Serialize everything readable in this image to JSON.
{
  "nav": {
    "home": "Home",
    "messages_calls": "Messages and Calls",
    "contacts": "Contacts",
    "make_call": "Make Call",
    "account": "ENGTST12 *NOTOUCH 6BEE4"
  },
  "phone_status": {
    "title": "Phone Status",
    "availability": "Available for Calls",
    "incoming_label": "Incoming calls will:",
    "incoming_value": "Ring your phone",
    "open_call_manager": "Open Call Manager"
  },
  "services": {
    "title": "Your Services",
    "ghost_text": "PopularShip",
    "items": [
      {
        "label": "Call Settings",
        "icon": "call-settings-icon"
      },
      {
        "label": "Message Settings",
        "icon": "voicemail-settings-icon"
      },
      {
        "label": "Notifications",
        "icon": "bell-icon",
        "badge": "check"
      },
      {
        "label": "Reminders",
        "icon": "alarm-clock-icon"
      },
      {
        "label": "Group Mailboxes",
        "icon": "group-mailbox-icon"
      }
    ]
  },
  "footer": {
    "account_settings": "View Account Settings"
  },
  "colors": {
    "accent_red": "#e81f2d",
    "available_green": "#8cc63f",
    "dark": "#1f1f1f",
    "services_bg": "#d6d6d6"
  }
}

...

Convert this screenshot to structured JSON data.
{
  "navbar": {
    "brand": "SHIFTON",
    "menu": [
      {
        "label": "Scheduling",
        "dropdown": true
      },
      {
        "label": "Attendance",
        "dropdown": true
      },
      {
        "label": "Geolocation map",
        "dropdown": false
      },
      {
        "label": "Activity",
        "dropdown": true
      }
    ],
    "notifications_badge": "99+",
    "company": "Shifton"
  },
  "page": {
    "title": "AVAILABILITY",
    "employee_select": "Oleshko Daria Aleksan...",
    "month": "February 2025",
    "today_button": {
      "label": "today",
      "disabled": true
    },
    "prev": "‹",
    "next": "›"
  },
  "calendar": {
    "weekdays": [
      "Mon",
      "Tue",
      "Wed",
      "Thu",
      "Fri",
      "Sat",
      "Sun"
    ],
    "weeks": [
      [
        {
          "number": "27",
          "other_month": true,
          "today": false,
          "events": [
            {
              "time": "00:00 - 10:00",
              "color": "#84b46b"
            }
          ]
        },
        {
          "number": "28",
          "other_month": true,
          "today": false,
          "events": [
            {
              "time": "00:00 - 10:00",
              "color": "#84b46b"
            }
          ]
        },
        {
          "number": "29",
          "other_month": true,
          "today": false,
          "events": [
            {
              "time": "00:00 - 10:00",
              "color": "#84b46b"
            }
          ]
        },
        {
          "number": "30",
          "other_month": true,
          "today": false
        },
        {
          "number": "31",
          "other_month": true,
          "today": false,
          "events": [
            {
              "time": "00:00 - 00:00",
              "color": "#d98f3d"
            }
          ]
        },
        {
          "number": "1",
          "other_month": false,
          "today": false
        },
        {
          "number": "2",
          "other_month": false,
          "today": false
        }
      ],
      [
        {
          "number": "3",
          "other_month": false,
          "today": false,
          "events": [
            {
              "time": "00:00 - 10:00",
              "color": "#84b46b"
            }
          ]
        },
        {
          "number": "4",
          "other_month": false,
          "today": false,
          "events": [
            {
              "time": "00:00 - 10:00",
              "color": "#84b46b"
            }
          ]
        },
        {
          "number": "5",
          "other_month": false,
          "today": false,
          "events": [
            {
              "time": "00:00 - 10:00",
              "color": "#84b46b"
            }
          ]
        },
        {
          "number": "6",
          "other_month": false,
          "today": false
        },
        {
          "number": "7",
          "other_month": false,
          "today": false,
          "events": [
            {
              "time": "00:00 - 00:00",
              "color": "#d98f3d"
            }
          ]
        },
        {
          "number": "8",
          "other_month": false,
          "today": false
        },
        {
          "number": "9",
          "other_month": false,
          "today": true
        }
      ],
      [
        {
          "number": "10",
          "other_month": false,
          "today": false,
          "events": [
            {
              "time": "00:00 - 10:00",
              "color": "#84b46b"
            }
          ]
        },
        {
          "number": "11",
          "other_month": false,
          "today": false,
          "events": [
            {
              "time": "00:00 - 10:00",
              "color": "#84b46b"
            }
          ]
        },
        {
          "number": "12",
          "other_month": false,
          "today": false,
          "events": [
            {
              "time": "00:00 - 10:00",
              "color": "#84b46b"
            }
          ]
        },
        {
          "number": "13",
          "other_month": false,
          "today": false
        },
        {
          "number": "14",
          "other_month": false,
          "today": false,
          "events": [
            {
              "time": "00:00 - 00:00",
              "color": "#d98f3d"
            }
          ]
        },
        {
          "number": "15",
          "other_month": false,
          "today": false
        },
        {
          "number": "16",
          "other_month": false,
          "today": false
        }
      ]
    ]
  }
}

## Exercise directions
Each line in the listing above that contains "title" should be copied.

## Answer to this task
    "title": "Phone Status",
    "title": "Your Services",
    "title": "AVAILABILITY",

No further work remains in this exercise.